Request: Extract the records in full, leaving every picture out.

Data records:
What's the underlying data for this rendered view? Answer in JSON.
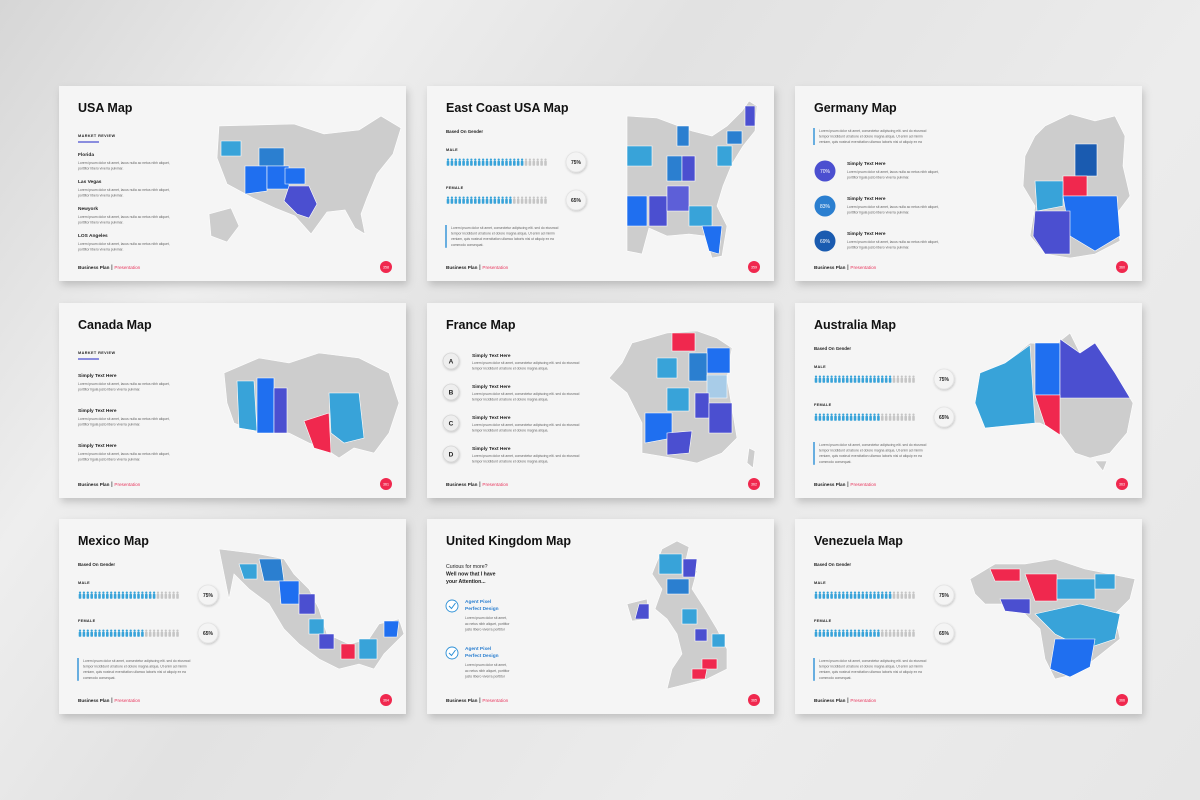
{
  "slides": [
    {
      "title": "USA Map",
      "kicker": "MARKET REVIEW",
      "items": [
        {
          "heading": "Florida",
          "text": [
            "Lorem ipsum dolor sit amet, lacus nulla ac netus nibh aliquet,",
            "porttitor libero viverra pulvinar."
          ]
        },
        {
          "heading": "Las Vegas",
          "text": [
            "Lorem ipsum dolor sit amet, lacus nulla ac netus nibh aliquet,",
            "porttitor libero viverra pulvinar."
          ]
        },
        {
          "heading": "Newyork",
          "text": [
            "Lorem ipsum dolor sit amet, lacus nulla ac netus nibh aliquet,",
            "porttitor libero viverra pulvinar."
          ]
        },
        {
          "heading": "LOS Angeles",
          "text": [
            "Lorem ipsum dolor sit amet, lacus nulla ac netus nibh aliquet,",
            "porttitor libero viverra pulvinar."
          ]
        }
      ],
      "footer": {
        "brand": "Business Plan",
        "section": "Presentation"
      },
      "page": "358"
    },
    {
      "title": "East Coast USA Map",
      "subtitle": "Based On Gender",
      "gender": [
        {
          "label": "MALE",
          "percent": "75%"
        },
        {
          "label": "FEMALE",
          "percent": "65%"
        }
      ],
      "paragraph": [
        "Lorem ipsum dolor sit amet, consectetur adipiscing elit. sed do eiusmod",
        "tempor incididunt ut labore et dolore magna aliqua. Ut enim ad minim",
        "veniam, quis nostrud exercitation ullamco laboris nisi ut aliquip ex ea",
        "commodo consequat."
      ],
      "footer": {
        "brand": "Business Plan",
        "section": "Presentation"
      },
      "page": "359"
    },
    {
      "title": "Germany Map",
      "intro": [
        "Lorem ipsum dolor sit amet, consectetur adipiscing elit. sed do eiusmod",
        "tempor incididunt ut labore et dolore magna aliqua. Ut enim ad minim",
        "veniam, quis nostrud exercitation ullamco laboris nisi ut aliquip ex ea"
      ],
      "items": [
        {
          "badge": "70%",
          "heading": "Simply Text Here",
          "text": [
            "Lorem ipsum dolor sit amet, lacus nulla ac netus nibh aliquet,",
            "porttitor ligula justo libero viverra pulvinar."
          ]
        },
        {
          "badge": "83%",
          "heading": "Simply Text Here",
          "text": [
            "Lorem ipsum dolor sit amet, lacus nulla ac netus nibh aliquet,",
            "porttitor ligula justo libero viverra pulvinar."
          ]
        },
        {
          "badge": "69%",
          "heading": "Simply Text Here",
          "text": [
            "Lorem ipsum dolor sit amet, lacus nulla ac netus nibh aliquet,",
            "porttitor ligula justo libero viverra pulvinar."
          ]
        }
      ],
      "footer": {
        "brand": "Business Plan",
        "section": "Presentation"
      },
      "page": "360"
    },
    {
      "title": "Canada Map",
      "kicker": "MARKET REVIEW",
      "items": [
        {
          "heading": "Simply Text Here",
          "text": [
            "Lorem ipsum dolor sit amet, lacus nulla ac netus nibh aliquet,",
            "porttitor ligula justo libero viverra pulvinar."
          ]
        },
        {
          "heading": "Simply Text Here",
          "text": [
            "Lorem ipsum dolor sit amet, lacus nulla ac netus nibh aliquet,",
            "porttitor ligula justo libero viverra pulvinar."
          ]
        },
        {
          "heading": "Simply Text Here",
          "text": [
            "Lorem ipsum dolor sit amet, lacus nulla ac netus nibh aliquet,",
            "porttitor ligula justo libero viverra pulvinar."
          ]
        }
      ],
      "footer": {
        "brand": "Business Plan",
        "section": "Presentation"
      },
      "page": "361"
    },
    {
      "title": "France Map",
      "items": [
        {
          "letter": "A",
          "heading": "Simply Text Here",
          "text": [
            "Lorem ipsum dolor sit amet, consectetur adipiscing elit. sed do eiusmod",
            "tempor incididunt ut labore et dolore magna aliqua."
          ]
        },
        {
          "letter": "B",
          "heading": "Simply Text Here",
          "text": [
            "Lorem ipsum dolor sit amet, consectetur adipiscing elit. sed do eiusmod",
            "tempor incididunt ut labore et dolore magna aliqua."
          ]
        },
        {
          "letter": "C",
          "heading": "Simply Text Here",
          "text": [
            "Lorem ipsum dolor sit amet, consectetur adipiscing elit. sed do eiusmod",
            "tempor incididunt ut labore et dolore magna aliqua."
          ]
        },
        {
          "letter": "D",
          "heading": "Simply Text Here",
          "text": [
            "Lorem ipsum dolor sit amet, consectetur adipiscing elit. sed do eiusmod",
            "tempor incididunt ut labore et dolore magna aliqua."
          ]
        }
      ],
      "footer": {
        "brand": "Business Plan",
        "section": "Presentation"
      },
      "page": "362"
    },
    {
      "title": "Australia Map",
      "subtitle": "Based On Gender",
      "gender": [
        {
          "label": "MALE",
          "percent": "75%"
        },
        {
          "label": "FEMALE",
          "percent": "65%"
        }
      ],
      "paragraph": [
        "Lorem ipsum dolor sit amet, consectetur adipiscing elit. sed do eiusmod",
        "tempor incididunt ut labore et dolore magna aliqua. Ut enim ad minim",
        "veniam, quis nostrud exercitation ullamco laboris nisi ut aliquip ex ea",
        "commodo consequat."
      ],
      "footer": {
        "brand": "Business Plan",
        "section": "Presentation"
      },
      "page": "363"
    },
    {
      "title": "Mexico Map",
      "subtitle": "Based On Gender",
      "gender": [
        {
          "label": "MALE",
          "percent": "75%"
        },
        {
          "label": "FEMALE",
          "percent": "65%"
        }
      ],
      "paragraph": [
        "Lorem ipsum dolor sit amet, consectetur adipiscing elit. sed do eiusmod",
        "tempor incididunt ut labore et dolore magna aliqua. Ut enim ad minim",
        "veniam, quis nostrud exercitation ullamco laboris nisi ut aliquip ex ea",
        "commodo consequat."
      ],
      "footer": {
        "brand": "Business Plan",
        "section": "Presentation"
      },
      "page": "364"
    },
    {
      "title": "United Kingdom Map",
      "lead": [
        "Curious for more?",
        "Well now that I have",
        "your Attention..."
      ],
      "items": [
        {
          "heading": [
            "Agent Pixel",
            "Perfect Design"
          ],
          "text": [
            "Lorem ipsum dolor sit amet,",
            "ac netus nibh aliquet, porttitor",
            "justo libero viverra porttitor"
          ]
        },
        {
          "heading": [
            "Agent Pixel",
            "Perfect Design"
          ],
          "text": [
            "Lorem ipsum dolor sit amet,",
            "ac netus nibh aliquet, porttitor",
            "justo libero viverra porttitor"
          ]
        }
      ],
      "footer": {
        "brand": "Business Plan",
        "section": "Presentation"
      },
      "page": "365"
    },
    {
      "title": "Venezuela Map",
      "subtitle": "Based On Gender",
      "gender": [
        {
          "label": "MALE",
          "percent": "75%"
        },
        {
          "label": "FEMALE",
          "percent": "65%"
        }
      ],
      "paragraph": [
        "Lorem ipsum dolor sit amet, consectetur adipiscing elit. sed do eiusmod",
        "tempor incididunt ut labore et dolore magna aliqua. Ut enim ad minim",
        "veniam, quis nostrud exercitation ullamco laboris nisi ut aliquip ex ea",
        "commodo consequat."
      ],
      "footer": {
        "brand": "Business Plan",
        "section": "Presentation"
      },
      "page": "366"
    }
  ]
}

Answer to the problem:
What's the underlying data for this rendered view? Answer in JSON.
{
  "slides": [
    {
      "title": "USA Map",
      "kicker": "MARKET REVIEW",
      "items": [
        {
          "heading": "Florida",
          "text": [
            "Lorem ipsum dolor sit amet, lacus nulla ac netus nibh aliquet,",
            "porttitor libero viverra pulvinar."
          ]
        },
        {
          "heading": "Las Vegas",
          "text": [
            "Lorem ipsum dolor sit amet, lacus nulla ac netus nibh aliquet,",
            "porttitor libero viverra pulvinar."
          ]
        },
        {
          "heading": "Newyork",
          "text": [
            "Lorem ipsum dolor sit amet, lacus nulla ac netus nibh aliquet,",
            "porttitor libero viverra pulvinar."
          ]
        },
        {
          "heading": "LOS Angeles",
          "text": [
            "Lorem ipsum dolor sit amet, lacus nulla ac netus nibh aliquet,",
            "porttitor libero viverra pulvinar."
          ]
        }
      ],
      "footer": {
        "brand": "Business Plan",
        "section": "Presentation"
      },
      "page": "358"
    },
    {
      "title": "East Coast USA Map",
      "subtitle": "Based On Gender",
      "gender": [
        {
          "label": "MALE",
          "percent": "75%"
        },
        {
          "label": "FEMALE",
          "percent": "65%"
        }
      ],
      "paragraph": [
        "Lorem ipsum dolor sit amet, consectetur adipiscing elit. sed do eiusmod",
        "tempor incididunt ut labore et dolore magna aliqua. Ut enim ad minim",
        "veniam, quis nostrud exercitation ullamco laboris nisi ut aliquip ex ea",
        "commodo consequat."
      ],
      "footer": {
        "brand": "Business Plan",
        "section": "Presentation"
      },
      "page": "359"
    },
    {
      "title": "Germany Map",
      "intro": [
        "Lorem ipsum dolor sit amet, consectetur adipiscing elit. sed do eiusmod",
        "tempor incididunt ut labore et dolore magna aliqua. Ut enim ad minim",
        "veniam, quis nostrud exercitation ullamco laboris nisi ut aliquip ex ea"
      ],
      "items": [
        {
          "badge": "70%",
          "heading": "Simply Text Here",
          "text": [
            "Lorem ipsum dolor sit amet, lacus nulla ac netus nibh aliquet,",
            "porttitor ligula justo libero viverra pulvinar."
          ]
        },
        {
          "badge": "83%",
          "heading": "Simply Text Here",
          "text": [
            "Lorem ipsum dolor sit amet, lacus nulla ac netus nibh aliquet,",
            "porttitor ligula justo libero viverra pulvinar."
          ]
        },
        {
          "badge": "69%",
          "heading": "Simply Text Here",
          "text": [
            "Lorem ipsum dolor sit amet, lacus nulla ac netus nibh aliquet,",
            "porttitor ligula justo libero viverra pulvinar."
          ]
        }
      ],
      "footer": {
        "brand": "Business Plan",
        "section": "Presentation"
      },
      "page": "360"
    },
    {
      "title": "Canada Map",
      "kicker": "MARKET REVIEW",
      "items": [
        {
          "heading": "Simply Text Here",
          "text": [
            "Lorem ipsum dolor sit amet, lacus nulla ac netus nibh aliquet,",
            "porttitor ligula justo libero viverra pulvinar."
          ]
        },
        {
          "heading": "Simply Text Here",
          "text": [
            "Lorem ipsum dolor sit amet, lacus nulla ac netus nibh aliquet,",
            "porttitor ligula justo libero viverra pulvinar."
          ]
        },
        {
          "heading": "Simply Text Here",
          "text": [
            "Lorem ipsum dolor sit amet, lacus nulla ac netus nibh aliquet,",
            "porttitor ligula justo libero viverra pulvinar."
          ]
        }
      ],
      "footer": {
        "brand": "Business Plan",
        "section": "Presentation"
      },
      "page": "361"
    },
    {
      "title": "France Map",
      "items": [
        {
          "letter": "A",
          "heading": "Simply Text Here",
          "text": [
            "Lorem ipsum dolor sit amet, consectetur adipiscing elit. sed do eiusmod",
            "tempor incididunt ut labore et dolore magna aliqua."
          ]
        },
        {
          "letter": "B",
          "heading": "Simply Text Here",
          "text": [
            "Lorem ipsum dolor sit amet, consectetur adipiscing elit. sed do eiusmod",
            "tempor incididunt ut labore et dolore magna aliqua."
          ]
        },
        {
          "letter": "C",
          "heading": "Simply Text Here",
          "text": [
            "Lorem ipsum dolor sit amet, consectetur adipiscing elit. sed do eiusmod",
            "tempor incididunt ut labore et dolore magna aliqua."
          ]
        },
        {
          "letter": "D",
          "heading": "Simply Text Here",
          "text": [
            "Lorem ipsum dolor sit amet, consectetur adipiscing elit. sed do eiusmod",
            "tempor incididunt ut labore et dolore magna aliqua."
          ]
        }
      ],
      "footer": {
        "brand": "Business Plan",
        "section": "Presentation"
      },
      "page": "362"
    },
    {
      "title": "Australia Map",
      "subtitle": "Based On Gender",
      "gender": [
        {
          "label": "MALE",
          "percent": "75%"
        },
        {
          "label": "FEMALE",
          "percent": "65%"
        }
      ],
      "paragraph": [
        "Lorem ipsum dolor sit amet, consectetur adipiscing elit. sed do eiusmod",
        "tempor incididunt ut labore et dolore magna aliqua. Ut enim ad minim",
        "veniam, quis nostrud exercitation ullamco laboris nisi ut aliquip ex ea",
        "commodo consequat."
      ],
      "footer": {
        "brand": "Business Plan",
        "section": "Presentation"
      },
      "page": "363"
    },
    {
      "title": "Mexico Map",
      "subtitle": "Based On Gender",
      "gender": [
        {
          "label": "MALE",
          "percent": "75%"
        },
        {
          "label": "FEMALE",
          "percent": "65%"
        }
      ],
      "paragraph": [
        "Lorem ipsum dolor sit amet, consectetur adipiscing elit. sed do eiusmod",
        "tempor incididunt ut labore et dolore magna aliqua. Ut enim ad minim",
        "veniam, quis nostrud exercitation ullamco laboris nisi ut aliquip ex ea",
        "commodo consequat."
      ],
      "footer": {
        "brand": "Business Plan",
        "section": "Presentation"
      },
      "page": "364"
    },
    {
      "title": "United Kingdom Map",
      "lead": [
        "Curious for more?",
        "Well now that I have",
        "your Attention..."
      ],
      "items": [
        {
          "heading": [
            "Agent Pixel",
            "Perfect Design"
          ],
          "text": [
            "Lorem ipsum dolor sit amet,",
            "ac netus nibh aliquet, porttitor",
            "justo libero viverra porttitor"
          ]
        },
        {
          "heading": [
            "Agent Pixel",
            "Perfect Design"
          ],
          "text": [
            "Lorem ipsum dolor sit amet,",
            "ac netus nibh aliquet, porttitor",
            "justo libero viverra porttitor"
          ]
        }
      ],
      "footer": {
        "brand": "Business Plan",
        "section": "Presentation"
      },
      "page": "365"
    },
    {
      "title": "Venezuela Map",
      "subtitle": "Based On Gender",
      "gender": [
        {
          "label": "MALE",
          "percent": "75%"
        },
        {
          "label": "FEMALE",
          "percent": "65%"
        }
      ],
      "paragraph": [
        "Lorem ipsum dolor sit amet, consectetur adipiscing elit. sed do eiusmod",
        "tempor incididunt ut labore et dolore magna aliqua. Ut enim ad minim",
        "veniam, quis nostrud exercitation ullamco laboris nisi ut aliquip ex ea",
        "commodo consequat."
      ],
      "footer": {
        "brand": "Business Plan",
        "section": "Presentation"
      },
      "page": "366"
    }
  ]
}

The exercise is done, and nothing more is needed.